== ACTIVITÉS ==
1. Recopiez l'article sur prince.com depuis « Les ayants-droit du » jusqu'à « il l’avait acquis. » inclus.
2. En une à trois phrases, exposez les deux particularités que l'article sur prince.com attribue à ce nom de domaine.
3. Prolongez l'article sur prince.com à la suite de sa dernière phrase.

== EXTRAIT CITÉ ==
- - -

201808.09

Thieves in the Temple ? Prince.com convoité par les ayants-droit de Prince

Les ayants-droit du regretté Prince (Succession Prince) ont déposé une demande en vue de poursuivre la société Domain Capital devant une juridiction de l’État du New Jersey, aux Etats-Unis (Paisley Park Enterprises, Inc. and Comerica Bank & Trust, N.A. as Personal Representative of the Estate of Prince Rogers Nelson v. Domain Capital LLC, 2:18-cv-12044-JMV-JBC, U. S. Disctrict Court, Disctrict of New Jersey). Domain Capital exerce une activité de vente de noms de domaine dits « premium », parmi lesquels prince.com. Ce nom de domaine présente deux particularités. D’une part, il n’est pas utilisé. D’autre part, il semblerait qu’aux termes d’un contrat de cession-concession, Domain Capital, propriétaire actuel du nom de domaine, l’ait donné en licence au propriétaire précédent duquel il l’avait acquis.

- - -

Données structurées d'analyse de page

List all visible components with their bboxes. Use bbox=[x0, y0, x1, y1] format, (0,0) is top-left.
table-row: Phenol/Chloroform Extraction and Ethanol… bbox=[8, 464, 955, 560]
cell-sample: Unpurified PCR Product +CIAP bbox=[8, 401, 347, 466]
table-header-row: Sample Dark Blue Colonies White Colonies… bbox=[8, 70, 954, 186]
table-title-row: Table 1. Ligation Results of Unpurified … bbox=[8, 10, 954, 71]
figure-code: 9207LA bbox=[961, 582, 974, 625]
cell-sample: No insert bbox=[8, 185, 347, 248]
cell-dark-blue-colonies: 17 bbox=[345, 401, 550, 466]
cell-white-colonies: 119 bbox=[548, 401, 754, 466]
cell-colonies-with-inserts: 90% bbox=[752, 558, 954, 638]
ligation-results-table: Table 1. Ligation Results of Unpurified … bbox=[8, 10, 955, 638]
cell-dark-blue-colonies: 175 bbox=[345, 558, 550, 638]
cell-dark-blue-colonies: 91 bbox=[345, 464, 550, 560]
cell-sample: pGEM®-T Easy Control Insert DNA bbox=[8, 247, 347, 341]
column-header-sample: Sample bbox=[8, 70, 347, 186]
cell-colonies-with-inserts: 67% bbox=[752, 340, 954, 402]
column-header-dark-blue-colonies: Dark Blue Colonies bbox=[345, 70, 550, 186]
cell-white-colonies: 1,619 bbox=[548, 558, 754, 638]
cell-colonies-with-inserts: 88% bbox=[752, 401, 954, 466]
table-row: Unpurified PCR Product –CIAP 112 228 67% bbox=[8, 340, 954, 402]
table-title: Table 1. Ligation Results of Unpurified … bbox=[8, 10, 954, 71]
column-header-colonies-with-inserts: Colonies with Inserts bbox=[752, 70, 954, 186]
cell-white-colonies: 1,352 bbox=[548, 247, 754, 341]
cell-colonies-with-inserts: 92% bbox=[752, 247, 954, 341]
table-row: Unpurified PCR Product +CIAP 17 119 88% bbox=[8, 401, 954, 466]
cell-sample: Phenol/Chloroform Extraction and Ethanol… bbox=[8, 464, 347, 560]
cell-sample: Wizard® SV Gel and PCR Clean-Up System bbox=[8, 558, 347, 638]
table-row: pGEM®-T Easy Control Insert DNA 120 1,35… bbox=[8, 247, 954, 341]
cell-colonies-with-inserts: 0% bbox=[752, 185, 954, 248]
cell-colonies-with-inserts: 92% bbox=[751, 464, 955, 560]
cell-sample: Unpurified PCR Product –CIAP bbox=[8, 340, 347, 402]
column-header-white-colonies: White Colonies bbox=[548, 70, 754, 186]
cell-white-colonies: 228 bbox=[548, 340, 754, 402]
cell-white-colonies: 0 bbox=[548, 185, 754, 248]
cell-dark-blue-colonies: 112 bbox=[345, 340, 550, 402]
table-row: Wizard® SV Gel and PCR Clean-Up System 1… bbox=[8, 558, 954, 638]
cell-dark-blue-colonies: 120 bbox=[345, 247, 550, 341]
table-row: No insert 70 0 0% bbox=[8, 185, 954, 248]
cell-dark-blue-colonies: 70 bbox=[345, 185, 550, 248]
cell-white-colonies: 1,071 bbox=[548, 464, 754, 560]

- - -

== RÉPONSES PAR NUMÉRO ==
1.
Les ayants-droit du regretté Prince (Succession Prince) ont déposé une demande en vue de poursuivre la société Domain Capital devant une juridiction de l’État du New Jersey, aux Etats-Unis (Paisley Park Enterprises, Inc. and Comerica Bank & Trust, N.A. as Personal Representative of the Estate of Prince Rogers Nelson v. Domain Capital LLC, 2:18-cv-12044-JMV-JBC, U. S. Disctrict Court, Disctrict of New Jersey). Domain Capital exerce une activité de vente de noms de domaine dits « premium », parmi lesquels prince.com. Ce nom de domaine présente deux particularités. D’une part, il n’est pas utilisé. D’autre part, il semblerait qu’aux termes d’un contrat de cession-concession, Domain Capital, propriétaire actuel du nom de domaine, l’ait donné en licence au propriétaire précédent duquel il l’avait acquis.

2. D'une part, le nom de domaine prince.com n'est pas utilisé. D'autre part, Domain Capital, son propriétaire actuel, semblerait l'avoir donné en licence, aux termes d'un contrat de cession-concession, au propriétaire précédent auprès duquel il l'avait acquis.

3.
La Succession Prince reproche à Domain Capital des actes de cybersquatting et de dilution sur le fondement de l’Anticybersquatting Consumer Protection Act (ACPA). L’article 1125(d)(1)(A) du U.S.C. dispose notamment :
Une personne engage sa responsabilité civile envers le propriétaire d’une marque, y compris un nom patronymique protégé en tant que marque si, indépendamment des produits ou des services des parties, cette personne :
(i) a l’intention, de mauvaise foi, de tirer profit de cette marque ; et
(ii) enregistre, commercialise ou utilise un nom de domaine qui :
(I) dans le cas d’une marque distinctive au moment de l’enregistrement du nom de domaine, est identique ou similaire à cette marque ;
(II) dans le cas d’une marque célèbre au moment de l’enregistrement du nom de domaine, est identique ou similaire à celle-ci ou dilutive de celle-ci.
Selon la Succession Prince, ces conditions sont réunies. Pour prouver la mauvaise foi de Domain Capital, la Succession Prince avance que le nom de domaine mène à une page blanche, qu’elle s’est livrée à des trafics commerciaux et financiers, et ce, dans le but de tirer profit de la marque « Prince ». La Succession Prince ajoute que Domain Capital serait coutumière de ces pratiques, précisant que Domain Capital, par le passé, a dû transférer des noms de domaine à la suite de procédures UDRP. Au final, La Succession Prince entend ainsi obtenir le transfert du nom de domaine, une injonction de ne plus porter atteinte à ses droits et une série de dommages-intérêts dont le montant n’est pas encore précisé.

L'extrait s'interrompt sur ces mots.